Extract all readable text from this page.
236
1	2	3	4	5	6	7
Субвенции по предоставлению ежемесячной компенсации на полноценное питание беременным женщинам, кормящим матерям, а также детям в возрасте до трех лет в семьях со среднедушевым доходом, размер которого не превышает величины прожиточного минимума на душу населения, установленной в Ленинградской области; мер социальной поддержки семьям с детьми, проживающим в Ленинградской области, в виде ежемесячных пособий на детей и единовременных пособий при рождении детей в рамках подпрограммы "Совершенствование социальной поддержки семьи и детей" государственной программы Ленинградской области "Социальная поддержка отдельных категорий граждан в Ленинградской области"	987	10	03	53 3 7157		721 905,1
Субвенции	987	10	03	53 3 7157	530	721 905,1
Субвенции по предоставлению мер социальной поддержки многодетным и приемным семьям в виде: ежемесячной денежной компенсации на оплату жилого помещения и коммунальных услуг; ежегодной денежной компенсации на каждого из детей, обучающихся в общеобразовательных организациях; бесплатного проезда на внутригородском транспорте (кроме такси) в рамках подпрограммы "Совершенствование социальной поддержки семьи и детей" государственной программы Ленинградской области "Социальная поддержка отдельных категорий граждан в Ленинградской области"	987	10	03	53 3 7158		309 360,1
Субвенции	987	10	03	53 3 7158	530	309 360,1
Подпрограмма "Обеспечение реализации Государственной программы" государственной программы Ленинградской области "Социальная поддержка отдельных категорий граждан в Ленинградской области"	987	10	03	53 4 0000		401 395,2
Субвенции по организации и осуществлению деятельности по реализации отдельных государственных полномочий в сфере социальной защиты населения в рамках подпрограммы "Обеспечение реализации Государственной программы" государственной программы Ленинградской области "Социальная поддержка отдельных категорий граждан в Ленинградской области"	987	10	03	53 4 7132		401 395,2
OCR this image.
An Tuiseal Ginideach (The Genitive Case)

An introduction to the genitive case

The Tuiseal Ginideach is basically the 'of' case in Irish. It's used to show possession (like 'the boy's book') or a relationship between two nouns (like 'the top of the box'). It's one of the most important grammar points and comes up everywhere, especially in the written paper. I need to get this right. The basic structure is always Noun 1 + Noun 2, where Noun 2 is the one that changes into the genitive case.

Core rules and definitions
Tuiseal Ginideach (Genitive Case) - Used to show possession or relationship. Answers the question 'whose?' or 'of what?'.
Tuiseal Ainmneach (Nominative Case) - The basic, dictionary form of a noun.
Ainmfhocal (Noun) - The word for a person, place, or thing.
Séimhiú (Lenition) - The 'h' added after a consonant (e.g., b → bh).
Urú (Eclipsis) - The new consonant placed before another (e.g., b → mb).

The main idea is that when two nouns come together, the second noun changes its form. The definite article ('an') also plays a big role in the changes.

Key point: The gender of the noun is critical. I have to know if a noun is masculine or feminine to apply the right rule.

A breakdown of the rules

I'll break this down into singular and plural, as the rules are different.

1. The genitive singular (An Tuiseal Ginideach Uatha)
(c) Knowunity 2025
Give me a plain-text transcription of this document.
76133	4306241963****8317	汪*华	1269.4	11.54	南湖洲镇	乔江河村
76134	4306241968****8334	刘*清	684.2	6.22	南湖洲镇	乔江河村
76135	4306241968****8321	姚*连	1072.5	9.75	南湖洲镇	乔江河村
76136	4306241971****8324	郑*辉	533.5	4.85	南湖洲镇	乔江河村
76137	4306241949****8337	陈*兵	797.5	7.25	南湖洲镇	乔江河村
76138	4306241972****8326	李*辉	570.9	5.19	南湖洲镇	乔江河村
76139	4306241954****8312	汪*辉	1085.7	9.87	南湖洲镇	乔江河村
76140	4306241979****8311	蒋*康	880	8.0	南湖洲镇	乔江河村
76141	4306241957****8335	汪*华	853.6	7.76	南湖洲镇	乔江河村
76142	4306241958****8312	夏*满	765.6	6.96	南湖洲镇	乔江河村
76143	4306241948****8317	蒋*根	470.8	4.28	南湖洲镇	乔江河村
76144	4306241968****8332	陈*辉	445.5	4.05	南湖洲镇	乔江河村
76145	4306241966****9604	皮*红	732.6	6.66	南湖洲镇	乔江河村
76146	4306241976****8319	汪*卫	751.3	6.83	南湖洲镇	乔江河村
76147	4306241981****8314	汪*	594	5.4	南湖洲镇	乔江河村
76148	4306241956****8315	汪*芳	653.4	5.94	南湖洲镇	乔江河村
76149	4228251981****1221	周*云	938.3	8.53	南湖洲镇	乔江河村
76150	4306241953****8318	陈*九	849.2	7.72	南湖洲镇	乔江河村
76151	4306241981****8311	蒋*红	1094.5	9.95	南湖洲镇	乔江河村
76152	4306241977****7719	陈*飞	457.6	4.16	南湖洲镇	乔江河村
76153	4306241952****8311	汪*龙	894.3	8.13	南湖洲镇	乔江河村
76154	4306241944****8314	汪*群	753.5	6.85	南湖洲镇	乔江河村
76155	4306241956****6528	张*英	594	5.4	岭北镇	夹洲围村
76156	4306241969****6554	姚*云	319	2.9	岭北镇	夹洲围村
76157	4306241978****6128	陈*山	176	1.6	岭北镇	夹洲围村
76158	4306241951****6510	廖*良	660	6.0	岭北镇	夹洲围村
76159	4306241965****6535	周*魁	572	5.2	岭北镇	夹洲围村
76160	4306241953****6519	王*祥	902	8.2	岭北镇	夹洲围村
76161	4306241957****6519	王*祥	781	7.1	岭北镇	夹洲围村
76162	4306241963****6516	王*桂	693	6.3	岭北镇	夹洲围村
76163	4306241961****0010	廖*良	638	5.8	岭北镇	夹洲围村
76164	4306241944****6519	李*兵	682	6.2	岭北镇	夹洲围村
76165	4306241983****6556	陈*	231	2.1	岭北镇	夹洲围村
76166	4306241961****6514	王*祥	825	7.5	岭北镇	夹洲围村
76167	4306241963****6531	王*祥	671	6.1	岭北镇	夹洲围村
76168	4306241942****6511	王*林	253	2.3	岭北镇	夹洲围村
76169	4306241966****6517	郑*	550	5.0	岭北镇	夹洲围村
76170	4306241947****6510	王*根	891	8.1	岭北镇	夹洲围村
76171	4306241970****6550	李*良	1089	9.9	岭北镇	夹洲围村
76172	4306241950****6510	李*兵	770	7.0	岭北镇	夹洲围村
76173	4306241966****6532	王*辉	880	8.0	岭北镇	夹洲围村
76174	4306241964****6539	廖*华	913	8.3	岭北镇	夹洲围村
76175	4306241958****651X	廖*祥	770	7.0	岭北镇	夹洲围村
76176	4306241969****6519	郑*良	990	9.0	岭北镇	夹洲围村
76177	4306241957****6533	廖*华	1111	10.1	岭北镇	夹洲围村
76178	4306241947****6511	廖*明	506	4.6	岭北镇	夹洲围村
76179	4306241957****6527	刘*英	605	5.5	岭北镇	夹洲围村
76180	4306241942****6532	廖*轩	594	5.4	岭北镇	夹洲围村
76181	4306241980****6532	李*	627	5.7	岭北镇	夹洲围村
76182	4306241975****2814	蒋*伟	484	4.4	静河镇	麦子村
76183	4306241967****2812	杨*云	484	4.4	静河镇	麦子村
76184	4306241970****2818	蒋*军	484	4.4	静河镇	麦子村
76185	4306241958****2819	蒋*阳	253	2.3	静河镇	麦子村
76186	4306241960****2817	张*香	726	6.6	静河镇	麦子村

◇ ◇ ◇ ◇

Pull every line containing "right" out of the data above.

The Tuiseal Ginideach is basically the 'of' case in Irish. It's used to show possession (like 'the boy's book') or a relationship between two nouns (like 'the top of the box'). It's one of the most important grammar points and comes up everywhere, especially in the written paper. I need to get this right. The basic structure is always Noun 1 + Noun 2, where Noun 2 is the one that changes into the genitive case.
Key point: The gender of the noun is critical. I have to know if a noun is masculine or feminine to apply the right rule.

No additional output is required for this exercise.